Start of RECORDED INFORMATION
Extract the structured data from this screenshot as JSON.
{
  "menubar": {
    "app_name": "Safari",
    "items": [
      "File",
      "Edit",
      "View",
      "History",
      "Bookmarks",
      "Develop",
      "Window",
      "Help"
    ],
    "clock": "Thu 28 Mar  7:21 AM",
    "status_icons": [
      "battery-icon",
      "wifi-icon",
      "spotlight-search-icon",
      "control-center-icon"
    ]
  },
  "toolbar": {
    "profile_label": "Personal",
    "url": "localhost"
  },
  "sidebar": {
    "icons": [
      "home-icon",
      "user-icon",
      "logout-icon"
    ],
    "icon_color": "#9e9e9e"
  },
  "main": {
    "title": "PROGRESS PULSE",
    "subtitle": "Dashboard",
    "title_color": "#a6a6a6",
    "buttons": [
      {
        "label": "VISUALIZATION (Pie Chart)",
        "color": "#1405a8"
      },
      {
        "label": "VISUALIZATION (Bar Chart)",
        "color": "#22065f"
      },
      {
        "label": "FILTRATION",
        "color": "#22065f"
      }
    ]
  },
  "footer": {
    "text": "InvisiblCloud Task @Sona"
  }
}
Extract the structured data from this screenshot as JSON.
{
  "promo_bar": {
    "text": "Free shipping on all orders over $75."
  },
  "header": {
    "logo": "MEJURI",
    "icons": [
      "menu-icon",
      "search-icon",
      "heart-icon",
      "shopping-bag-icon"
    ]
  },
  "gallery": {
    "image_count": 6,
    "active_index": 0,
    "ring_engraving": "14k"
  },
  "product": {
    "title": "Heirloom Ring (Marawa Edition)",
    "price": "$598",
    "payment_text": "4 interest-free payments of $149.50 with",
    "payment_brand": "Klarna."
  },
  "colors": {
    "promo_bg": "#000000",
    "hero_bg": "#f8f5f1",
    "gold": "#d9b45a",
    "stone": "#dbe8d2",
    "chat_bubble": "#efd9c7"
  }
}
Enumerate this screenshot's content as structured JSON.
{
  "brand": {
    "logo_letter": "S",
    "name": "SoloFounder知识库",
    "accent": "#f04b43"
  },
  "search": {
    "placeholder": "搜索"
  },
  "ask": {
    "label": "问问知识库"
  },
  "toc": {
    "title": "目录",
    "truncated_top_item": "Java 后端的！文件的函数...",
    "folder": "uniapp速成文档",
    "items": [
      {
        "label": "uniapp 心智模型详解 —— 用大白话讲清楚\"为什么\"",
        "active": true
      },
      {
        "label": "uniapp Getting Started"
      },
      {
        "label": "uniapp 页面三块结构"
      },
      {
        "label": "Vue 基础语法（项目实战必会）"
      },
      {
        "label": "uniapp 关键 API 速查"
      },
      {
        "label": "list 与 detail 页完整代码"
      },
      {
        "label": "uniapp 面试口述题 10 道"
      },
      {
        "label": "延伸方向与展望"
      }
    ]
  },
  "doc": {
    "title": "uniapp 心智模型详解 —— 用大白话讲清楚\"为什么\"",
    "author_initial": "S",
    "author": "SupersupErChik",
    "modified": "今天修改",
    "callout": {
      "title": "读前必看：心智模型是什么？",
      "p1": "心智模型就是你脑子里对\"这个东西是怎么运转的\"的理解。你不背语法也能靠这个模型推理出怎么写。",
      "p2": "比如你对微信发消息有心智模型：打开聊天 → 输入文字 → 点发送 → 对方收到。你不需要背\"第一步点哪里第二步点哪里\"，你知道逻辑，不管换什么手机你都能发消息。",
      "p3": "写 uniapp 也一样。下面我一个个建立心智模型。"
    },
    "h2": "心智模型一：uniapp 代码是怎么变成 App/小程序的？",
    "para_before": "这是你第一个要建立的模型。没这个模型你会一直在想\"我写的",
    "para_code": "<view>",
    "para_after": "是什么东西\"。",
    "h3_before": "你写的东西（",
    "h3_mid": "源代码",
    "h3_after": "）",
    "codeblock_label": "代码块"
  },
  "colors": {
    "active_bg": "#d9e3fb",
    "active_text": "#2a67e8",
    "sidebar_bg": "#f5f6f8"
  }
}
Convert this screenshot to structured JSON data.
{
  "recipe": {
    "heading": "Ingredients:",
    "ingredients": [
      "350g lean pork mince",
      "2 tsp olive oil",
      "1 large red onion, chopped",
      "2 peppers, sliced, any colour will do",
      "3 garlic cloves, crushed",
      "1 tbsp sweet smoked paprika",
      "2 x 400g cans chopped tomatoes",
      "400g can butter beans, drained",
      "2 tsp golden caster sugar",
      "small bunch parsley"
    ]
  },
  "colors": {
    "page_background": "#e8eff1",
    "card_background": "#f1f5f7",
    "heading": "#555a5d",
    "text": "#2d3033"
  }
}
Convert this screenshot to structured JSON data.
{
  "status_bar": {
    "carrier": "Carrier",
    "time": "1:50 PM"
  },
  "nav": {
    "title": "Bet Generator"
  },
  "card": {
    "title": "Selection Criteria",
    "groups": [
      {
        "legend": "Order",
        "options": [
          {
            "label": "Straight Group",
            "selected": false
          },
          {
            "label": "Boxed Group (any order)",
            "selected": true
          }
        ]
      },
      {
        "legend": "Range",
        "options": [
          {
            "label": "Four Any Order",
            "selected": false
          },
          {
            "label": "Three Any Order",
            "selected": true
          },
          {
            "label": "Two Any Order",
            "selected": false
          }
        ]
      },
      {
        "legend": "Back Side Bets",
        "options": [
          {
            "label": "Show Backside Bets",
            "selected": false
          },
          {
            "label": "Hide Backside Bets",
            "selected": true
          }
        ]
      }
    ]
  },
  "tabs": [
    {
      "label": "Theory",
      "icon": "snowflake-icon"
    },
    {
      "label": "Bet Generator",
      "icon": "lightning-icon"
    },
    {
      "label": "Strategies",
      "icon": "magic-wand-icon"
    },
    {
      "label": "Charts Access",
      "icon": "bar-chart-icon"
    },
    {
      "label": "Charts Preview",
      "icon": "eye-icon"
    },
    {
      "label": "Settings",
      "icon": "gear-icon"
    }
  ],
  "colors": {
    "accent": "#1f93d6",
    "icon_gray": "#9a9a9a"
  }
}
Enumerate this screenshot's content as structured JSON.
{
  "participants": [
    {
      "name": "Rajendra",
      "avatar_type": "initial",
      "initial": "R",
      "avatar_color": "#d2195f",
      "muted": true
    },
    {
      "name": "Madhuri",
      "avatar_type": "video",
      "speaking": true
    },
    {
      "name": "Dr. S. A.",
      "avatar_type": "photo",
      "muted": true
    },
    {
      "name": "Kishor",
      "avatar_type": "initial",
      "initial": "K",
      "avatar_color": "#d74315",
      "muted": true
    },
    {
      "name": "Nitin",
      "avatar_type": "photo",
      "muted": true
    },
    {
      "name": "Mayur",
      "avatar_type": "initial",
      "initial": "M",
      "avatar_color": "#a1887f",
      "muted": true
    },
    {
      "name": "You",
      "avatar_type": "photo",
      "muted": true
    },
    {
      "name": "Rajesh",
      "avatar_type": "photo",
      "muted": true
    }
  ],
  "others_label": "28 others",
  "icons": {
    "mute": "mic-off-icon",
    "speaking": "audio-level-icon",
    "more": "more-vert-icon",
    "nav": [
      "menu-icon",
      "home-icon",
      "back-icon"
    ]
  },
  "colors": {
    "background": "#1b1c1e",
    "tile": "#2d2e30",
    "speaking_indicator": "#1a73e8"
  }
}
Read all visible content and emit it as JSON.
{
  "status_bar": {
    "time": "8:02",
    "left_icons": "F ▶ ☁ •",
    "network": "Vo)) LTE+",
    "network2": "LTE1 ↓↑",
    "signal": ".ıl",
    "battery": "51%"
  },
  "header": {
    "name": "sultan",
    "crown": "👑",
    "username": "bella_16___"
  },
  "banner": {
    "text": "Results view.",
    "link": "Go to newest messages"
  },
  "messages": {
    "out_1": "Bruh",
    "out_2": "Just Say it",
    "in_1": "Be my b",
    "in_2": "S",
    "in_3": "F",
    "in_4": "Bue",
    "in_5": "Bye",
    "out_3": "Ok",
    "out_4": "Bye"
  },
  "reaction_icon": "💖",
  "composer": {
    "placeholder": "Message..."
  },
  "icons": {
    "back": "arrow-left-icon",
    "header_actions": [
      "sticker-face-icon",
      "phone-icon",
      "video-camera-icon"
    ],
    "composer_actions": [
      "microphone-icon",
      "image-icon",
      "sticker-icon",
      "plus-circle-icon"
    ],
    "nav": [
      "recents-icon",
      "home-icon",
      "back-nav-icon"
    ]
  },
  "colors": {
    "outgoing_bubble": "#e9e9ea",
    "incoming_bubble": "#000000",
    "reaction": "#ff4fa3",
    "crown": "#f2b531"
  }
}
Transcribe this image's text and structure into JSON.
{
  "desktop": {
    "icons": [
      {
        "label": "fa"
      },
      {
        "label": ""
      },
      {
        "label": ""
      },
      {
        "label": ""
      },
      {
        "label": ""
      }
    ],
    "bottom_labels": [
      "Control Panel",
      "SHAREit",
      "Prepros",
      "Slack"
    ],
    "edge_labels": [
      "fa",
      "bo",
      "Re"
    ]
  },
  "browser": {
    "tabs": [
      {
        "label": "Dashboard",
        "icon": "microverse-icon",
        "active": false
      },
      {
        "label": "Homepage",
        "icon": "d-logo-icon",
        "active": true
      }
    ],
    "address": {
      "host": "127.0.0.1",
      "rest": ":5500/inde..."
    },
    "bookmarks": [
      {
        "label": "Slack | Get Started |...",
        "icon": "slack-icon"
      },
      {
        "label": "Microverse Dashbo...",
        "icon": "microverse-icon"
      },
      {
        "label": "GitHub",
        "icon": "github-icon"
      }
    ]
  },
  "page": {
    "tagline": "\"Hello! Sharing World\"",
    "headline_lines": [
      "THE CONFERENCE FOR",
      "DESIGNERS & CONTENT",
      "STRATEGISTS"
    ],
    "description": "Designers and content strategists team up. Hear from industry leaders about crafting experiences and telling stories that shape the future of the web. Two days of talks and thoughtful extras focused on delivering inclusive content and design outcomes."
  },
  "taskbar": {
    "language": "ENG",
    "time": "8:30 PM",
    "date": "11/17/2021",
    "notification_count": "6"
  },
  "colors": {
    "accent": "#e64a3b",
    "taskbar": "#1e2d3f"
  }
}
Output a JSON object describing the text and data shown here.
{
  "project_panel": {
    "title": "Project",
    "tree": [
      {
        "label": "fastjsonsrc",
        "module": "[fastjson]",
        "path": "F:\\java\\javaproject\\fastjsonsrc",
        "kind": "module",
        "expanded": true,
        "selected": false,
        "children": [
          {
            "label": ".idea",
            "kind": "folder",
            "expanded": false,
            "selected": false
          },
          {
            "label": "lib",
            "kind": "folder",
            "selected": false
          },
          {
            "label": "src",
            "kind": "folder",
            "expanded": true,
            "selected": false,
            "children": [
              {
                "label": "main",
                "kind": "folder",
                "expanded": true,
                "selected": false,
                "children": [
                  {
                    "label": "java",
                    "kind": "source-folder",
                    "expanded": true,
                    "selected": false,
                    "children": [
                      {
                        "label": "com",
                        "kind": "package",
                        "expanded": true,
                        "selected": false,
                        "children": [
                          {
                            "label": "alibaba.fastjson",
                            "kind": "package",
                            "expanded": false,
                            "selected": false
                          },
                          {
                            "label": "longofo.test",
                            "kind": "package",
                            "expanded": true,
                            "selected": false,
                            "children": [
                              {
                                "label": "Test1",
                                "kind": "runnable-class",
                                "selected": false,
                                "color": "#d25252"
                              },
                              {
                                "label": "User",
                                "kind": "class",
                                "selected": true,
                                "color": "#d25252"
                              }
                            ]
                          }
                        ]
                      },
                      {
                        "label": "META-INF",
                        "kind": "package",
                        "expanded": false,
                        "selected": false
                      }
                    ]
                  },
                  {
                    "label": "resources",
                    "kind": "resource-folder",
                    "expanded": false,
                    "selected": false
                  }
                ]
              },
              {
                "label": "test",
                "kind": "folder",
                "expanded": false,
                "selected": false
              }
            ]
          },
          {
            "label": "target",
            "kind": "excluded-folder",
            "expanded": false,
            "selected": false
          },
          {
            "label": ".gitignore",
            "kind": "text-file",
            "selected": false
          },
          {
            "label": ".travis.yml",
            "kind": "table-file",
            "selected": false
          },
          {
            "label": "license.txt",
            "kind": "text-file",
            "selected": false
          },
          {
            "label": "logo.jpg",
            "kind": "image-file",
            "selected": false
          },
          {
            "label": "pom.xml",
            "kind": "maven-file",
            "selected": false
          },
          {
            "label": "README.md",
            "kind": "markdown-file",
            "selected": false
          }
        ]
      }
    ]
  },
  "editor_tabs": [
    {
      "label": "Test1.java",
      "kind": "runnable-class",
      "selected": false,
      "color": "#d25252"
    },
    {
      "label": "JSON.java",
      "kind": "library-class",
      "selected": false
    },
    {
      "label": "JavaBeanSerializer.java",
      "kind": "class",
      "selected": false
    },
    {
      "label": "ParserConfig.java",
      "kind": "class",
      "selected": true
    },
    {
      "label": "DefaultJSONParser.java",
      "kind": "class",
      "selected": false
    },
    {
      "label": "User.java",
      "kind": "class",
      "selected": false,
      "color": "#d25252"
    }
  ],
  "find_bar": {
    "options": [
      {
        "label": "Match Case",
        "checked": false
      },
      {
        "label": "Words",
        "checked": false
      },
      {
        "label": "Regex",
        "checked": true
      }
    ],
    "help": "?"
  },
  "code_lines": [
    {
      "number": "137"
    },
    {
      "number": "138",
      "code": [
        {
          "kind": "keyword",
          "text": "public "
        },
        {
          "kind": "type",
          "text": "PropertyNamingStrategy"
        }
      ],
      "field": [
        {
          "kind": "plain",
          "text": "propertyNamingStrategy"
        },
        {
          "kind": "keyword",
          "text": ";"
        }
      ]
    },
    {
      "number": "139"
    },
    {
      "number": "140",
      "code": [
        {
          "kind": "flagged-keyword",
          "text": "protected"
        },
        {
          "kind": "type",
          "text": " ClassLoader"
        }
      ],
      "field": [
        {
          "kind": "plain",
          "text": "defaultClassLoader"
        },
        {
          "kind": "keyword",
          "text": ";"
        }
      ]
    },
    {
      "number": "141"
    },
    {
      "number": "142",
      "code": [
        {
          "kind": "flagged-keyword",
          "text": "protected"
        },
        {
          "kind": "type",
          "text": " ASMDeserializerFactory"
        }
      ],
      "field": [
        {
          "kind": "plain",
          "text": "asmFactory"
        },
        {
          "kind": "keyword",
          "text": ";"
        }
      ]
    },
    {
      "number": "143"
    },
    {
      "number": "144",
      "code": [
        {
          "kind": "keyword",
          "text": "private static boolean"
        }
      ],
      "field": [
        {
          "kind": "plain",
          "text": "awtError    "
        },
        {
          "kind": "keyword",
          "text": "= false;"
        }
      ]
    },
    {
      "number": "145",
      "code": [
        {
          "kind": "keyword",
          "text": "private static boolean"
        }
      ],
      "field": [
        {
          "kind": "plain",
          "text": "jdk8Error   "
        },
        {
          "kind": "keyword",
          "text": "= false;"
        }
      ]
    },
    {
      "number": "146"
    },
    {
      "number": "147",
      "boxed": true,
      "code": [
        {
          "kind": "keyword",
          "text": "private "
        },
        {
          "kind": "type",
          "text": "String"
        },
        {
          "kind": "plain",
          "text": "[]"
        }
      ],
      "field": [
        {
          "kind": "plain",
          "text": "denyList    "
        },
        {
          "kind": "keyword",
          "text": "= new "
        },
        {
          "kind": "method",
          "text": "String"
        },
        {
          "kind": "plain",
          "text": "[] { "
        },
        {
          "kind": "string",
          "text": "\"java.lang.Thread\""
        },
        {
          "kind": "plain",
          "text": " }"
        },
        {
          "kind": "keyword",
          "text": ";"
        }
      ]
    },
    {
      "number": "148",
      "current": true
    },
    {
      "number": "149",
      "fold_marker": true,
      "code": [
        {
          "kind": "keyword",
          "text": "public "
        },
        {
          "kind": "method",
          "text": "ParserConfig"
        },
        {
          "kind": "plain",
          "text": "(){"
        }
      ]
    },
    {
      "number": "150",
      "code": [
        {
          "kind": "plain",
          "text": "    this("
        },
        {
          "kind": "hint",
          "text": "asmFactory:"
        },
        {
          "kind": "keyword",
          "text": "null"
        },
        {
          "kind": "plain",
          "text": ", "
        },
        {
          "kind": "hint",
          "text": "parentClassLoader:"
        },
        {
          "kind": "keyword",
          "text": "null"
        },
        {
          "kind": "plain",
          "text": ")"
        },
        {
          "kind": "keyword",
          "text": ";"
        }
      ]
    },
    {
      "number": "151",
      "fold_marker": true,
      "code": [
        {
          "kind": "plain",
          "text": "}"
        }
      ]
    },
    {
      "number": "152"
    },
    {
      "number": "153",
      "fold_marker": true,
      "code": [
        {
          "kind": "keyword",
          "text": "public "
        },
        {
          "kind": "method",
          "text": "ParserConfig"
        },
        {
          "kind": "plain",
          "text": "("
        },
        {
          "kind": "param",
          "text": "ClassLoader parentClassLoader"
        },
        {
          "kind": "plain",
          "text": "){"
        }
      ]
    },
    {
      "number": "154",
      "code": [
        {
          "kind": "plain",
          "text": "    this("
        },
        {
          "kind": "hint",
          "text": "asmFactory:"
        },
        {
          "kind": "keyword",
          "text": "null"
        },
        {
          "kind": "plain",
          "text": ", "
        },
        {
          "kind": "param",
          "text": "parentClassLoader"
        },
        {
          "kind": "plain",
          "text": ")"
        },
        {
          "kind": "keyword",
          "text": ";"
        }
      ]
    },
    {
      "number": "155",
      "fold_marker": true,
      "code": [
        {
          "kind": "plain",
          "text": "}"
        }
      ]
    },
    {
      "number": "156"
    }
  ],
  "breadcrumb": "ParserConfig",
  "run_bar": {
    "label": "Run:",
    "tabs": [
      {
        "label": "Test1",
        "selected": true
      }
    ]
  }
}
End of RECORDED INFORMATION
## YOUR GOAL
Pick out the lines containing the string "parentClassLoader" and show them.

## EXERCISE SOLUTION
          "text": "parentClassLoader:"
          "text": "ClassLoader parentClassLoader"
          "text": "parentClassLoader"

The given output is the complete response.